### REQUIRED ACTION
Repeat the records. Match each character exactly.

### RECORDS SUPPLIED
^^^^^^^^^^^^^^^^
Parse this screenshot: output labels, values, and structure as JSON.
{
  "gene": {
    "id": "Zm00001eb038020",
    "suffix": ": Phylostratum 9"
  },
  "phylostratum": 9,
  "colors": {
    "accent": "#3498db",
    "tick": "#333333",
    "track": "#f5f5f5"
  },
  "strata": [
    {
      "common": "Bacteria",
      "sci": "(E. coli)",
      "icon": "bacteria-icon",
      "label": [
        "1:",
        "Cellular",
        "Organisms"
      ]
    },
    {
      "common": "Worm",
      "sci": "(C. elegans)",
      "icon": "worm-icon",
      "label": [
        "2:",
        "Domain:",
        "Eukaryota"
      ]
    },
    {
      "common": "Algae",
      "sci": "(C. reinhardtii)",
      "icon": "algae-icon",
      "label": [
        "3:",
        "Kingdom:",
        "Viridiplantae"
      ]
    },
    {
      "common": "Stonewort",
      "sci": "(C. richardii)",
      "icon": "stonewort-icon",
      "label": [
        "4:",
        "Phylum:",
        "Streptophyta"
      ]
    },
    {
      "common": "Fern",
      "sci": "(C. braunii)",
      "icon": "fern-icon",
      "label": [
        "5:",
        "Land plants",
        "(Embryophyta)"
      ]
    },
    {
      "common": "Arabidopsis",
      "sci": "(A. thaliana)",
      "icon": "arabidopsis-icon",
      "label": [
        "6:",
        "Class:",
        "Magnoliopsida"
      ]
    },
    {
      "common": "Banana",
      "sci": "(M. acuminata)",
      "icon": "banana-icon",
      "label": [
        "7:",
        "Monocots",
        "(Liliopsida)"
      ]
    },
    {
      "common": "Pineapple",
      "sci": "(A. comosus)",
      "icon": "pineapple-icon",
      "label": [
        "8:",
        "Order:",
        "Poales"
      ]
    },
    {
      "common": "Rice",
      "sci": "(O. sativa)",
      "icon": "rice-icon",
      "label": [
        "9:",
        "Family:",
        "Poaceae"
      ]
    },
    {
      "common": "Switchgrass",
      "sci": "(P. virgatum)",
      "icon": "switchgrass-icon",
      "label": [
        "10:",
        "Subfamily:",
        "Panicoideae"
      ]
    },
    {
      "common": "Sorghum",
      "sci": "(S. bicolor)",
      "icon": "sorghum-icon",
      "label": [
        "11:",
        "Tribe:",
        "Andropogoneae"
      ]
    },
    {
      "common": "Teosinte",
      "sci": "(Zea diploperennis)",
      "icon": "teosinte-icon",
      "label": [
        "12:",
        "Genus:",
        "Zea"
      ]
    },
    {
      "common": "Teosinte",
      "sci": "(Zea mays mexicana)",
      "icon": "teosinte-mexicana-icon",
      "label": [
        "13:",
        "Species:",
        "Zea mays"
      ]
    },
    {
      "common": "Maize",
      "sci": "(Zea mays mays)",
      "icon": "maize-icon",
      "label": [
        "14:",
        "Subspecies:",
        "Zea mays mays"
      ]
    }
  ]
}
^^^^^^^^^^^^^^^^
### RESULT BELOW
Parse this screenshot: output labels, values, and structure as JSON.
{
  "gene": {
    "id": "Zm00001eb038020",
    "suffix": ": Phylostratum 9"
  },
  "phylostratum": 9,
  "colors": {
    "accent": "#3498db",
    "tick": "#333333",
    "track": "#f5f5f5"
  },
  "strata": [
    {
      "common": "Bacteria",
      "sci": "(E. coli)",
      "icon": "bacteria-icon",
      "label": [
        "1:",
        "Cellular",
        "Organisms"
      ]
    },
    {
      "common": "Worm",
      "sci": "(C. elegans)",
      "icon": "worm-icon",
      "label": [
        "2:",
        "Domain:",
        "Eukaryota"
      ]
    },
    {
      "common": "Algae",
      "sci": "(C. reinhardtii)",
      "icon": "algae-icon",
      "label": [
        "3:",
        "Kingdom:",
        "Viridiplantae"
      ]
    },
    {
      "common": "Stonewort",
      "sci": "(C. richardii)",
      "icon": "stonewort-icon",
      "label": [
        "4:",
        "Phylum:",
        "Streptophyta"
      ]
    },
    {
      "common": "Fern",
      "sci": "(C. braunii)",
      "icon": "fern-icon",
      "label": [
        "5:",
        "Land plants",
        "(Embryophyta)"
      ]
    },
    {
      "common": "Arabidopsis",
      "sci": "(A. thaliana)",
      "icon": "arabidopsis-icon",
      "label": [
        "6:",
        "Class:",
        "Magnoliopsida"
      ]
    },
    {
      "common": "Banana",
      "sci": "(M. acuminata)",
      "icon": "banana-icon",
      "label": [
        "7:",
        "Monocots",
        "(Liliopsida)"
      ]
    },
    {
      "common": "Pineapple",
      "sci": "(A. comosus)",
      "icon": "pineapple-icon",
      "label": [
        "8:",
        "Order:",
        "Poales"
      ]
    },
    {
      "common": "Rice",
      "sci": "(O. sativa)",
      "icon": "rice-icon",
      "label": [
        "9:",
        "Family:",
        "Poaceae"
      ]
    },
    {
      "common": "Switchgrass",
      "sci": "(P. virgatum)",
      "icon": "switchgrass-icon",
      "label": [
        "10:",
        "Subfamily:",
        "Panicoideae"
      ]
    },
    {
      "common": "Sorghum",
      "sci": "(S. bicolor)",
      "icon": "sorghum-icon",
      "label": [
        "11:",
        "Tribe:",
        "Andropogoneae"
      ]
    },
    {
      "common": "Teosinte",
      "sci": "(Zea diploperennis)",
      "icon": "teosinte-icon",
      "label": [
        "12:",
        "Genus:",
        "Zea"
      ]
    },
    {
      "common": "Teosinte",
      "sci": "(Zea mays mexicana)",
      "icon": "teosinte-mexicana-icon",
      "label": [
        "13:",
        "Species:",
        "Zea mays"
      ]
    },
    {
      "common": "Maize",
      "sci": "(Zea mays mays)",
      "icon": "maize-icon",
      "label": [
        "14:",
        "Subspecies:",
        "Zea mays mays"
      ]
    }
  ]
}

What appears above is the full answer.